Stated exercise: Write out the records below word for word, please.
•••••
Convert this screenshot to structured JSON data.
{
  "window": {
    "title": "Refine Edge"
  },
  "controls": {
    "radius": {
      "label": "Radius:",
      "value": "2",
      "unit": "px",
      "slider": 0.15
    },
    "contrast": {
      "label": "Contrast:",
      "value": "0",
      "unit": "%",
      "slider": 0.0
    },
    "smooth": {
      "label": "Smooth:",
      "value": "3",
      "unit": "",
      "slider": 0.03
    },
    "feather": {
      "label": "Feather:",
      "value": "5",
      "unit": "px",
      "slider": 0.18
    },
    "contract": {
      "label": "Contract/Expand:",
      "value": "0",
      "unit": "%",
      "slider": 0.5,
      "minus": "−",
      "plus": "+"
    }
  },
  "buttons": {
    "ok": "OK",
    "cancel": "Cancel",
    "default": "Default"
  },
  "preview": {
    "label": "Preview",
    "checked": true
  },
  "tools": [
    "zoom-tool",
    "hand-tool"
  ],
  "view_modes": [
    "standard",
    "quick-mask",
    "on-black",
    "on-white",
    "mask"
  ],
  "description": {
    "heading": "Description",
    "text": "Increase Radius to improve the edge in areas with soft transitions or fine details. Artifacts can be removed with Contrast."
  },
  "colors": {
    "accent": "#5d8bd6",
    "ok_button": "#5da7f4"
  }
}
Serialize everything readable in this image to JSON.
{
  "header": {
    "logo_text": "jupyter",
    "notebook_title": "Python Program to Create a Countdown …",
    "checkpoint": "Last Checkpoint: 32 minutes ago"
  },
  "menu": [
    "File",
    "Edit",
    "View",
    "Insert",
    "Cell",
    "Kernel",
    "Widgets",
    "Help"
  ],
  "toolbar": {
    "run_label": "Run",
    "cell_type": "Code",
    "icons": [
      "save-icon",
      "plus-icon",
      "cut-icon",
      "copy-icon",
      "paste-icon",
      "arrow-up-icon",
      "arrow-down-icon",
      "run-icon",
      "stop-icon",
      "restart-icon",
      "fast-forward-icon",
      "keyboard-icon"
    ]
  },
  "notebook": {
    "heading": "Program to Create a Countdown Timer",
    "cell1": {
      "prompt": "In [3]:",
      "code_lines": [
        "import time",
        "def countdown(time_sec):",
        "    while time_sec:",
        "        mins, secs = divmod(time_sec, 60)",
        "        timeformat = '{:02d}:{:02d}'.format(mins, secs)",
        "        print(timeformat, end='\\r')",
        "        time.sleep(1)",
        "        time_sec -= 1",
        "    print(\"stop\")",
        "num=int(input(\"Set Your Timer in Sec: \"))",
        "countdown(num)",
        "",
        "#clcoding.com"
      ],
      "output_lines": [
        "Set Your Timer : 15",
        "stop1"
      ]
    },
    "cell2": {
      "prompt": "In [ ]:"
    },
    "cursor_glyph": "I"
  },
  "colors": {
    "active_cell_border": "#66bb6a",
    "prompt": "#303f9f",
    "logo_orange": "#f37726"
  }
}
•••••
Answer to this task:
Convert this screenshot to structured JSON data.
{
  "window": {
    "title": "Refine Edge"
  },
  "controls": {
    "radius": {
      "label": "Radius:",
      "value": "2",
      "unit": "px",
      "slider": 0.15
    },
    "contrast": {
      "label": "Contrast:",
      "value": "0",
      "unit": "%",
      "slider": 0.0
    },
    "smooth": {
      "label": "Smooth:",
      "value": "3",
      "unit": "",
      "slider": 0.03
    },
    "feather": {
      "label": "Feather:",
      "value": "5",
      "unit": "px",
      "slider": 0.18
    },
    "contract": {
      "label": "Contract/Expand:",
      "value": "0",
      "unit": "%",
      "slider": 0.5,
      "minus": "−",
      "plus": "+"
    }
  },
  "buttons": {
    "ok": "OK",
    "cancel": "Cancel",
    "default": "Default"
  },
  "preview": {
    "label": "Preview",
    "checked": true
  },
  "tools": [
    "zoom-tool",
    "hand-tool"
  ],
  "view_modes": [
    "standard",
    "quick-mask",
    "on-black",
    "on-white",
    "mask"
  ],
  "description": {
    "heading": "Description",
    "text": "Increase Radius to improve the edge in areas with soft transitions or fine details. Artifacts can be removed with Contrast."
  },
  "colors": {
    "accent": "#5d8bd6",
    "ok_button": "#5da7f4"
  }
}
Serialize everything readable in this image to JSON.
{
  "header": {
    "logo_text": "jupyter",
    "notebook_title": "Python Program to Create a Countdown …",
    "checkpoint": "Last Checkpoint: 32 minutes ago"
  },
  "menu": [
    "File",
    "Edit",
    "View",
    "Insert",
    "Cell",
    "Kernel",
    "Widgets",
    "Help"
  ],
  "toolbar": {
    "run_label": "Run",
    "cell_type": "Code",
    "icons": [
      "save-icon",
      "plus-icon",
      "cut-icon",
      "copy-icon",
      "paste-icon",
      "arrow-up-icon",
      "arrow-down-icon",
      "run-icon",
      "stop-icon",
      "restart-icon",
      "fast-forward-icon",
      "keyboard-icon"
    ]
  },
  "notebook": {
    "heading": "Program to Create a Countdown Timer",
    "cell1": {
      "prompt": "In [3]:",
      "code_lines": [
        "import time",
        "def countdown(time_sec):",
        "    while time_sec:",
        "        mins, secs = divmod(time_sec, 60)",
        "        timeformat = '{:02d}:{:02d}'.format(mins, secs)",
        "        print(timeformat, end='\\r')",
        "        time.sleep(1)",
        "        time_sec -= 1",
        "    print(\"stop\")",
        "num=int(input(\"Set Your Timer in Sec: \"))",
        "countdown(num)",
        "",
        "#clcoding.com"
      ],
      "output_lines": [
        "Set Your Timer : 15",
        "stop1"
      ]
    },
    "cell2": {
      "prompt": "In [ ]:"
    },
    "cursor_glyph": "I"
  },
  "colors": {
    "active_cell_border": "#66bb6a",
    "prompt": "#303f9f",
    "logo_orange": "#f37726"
  }
}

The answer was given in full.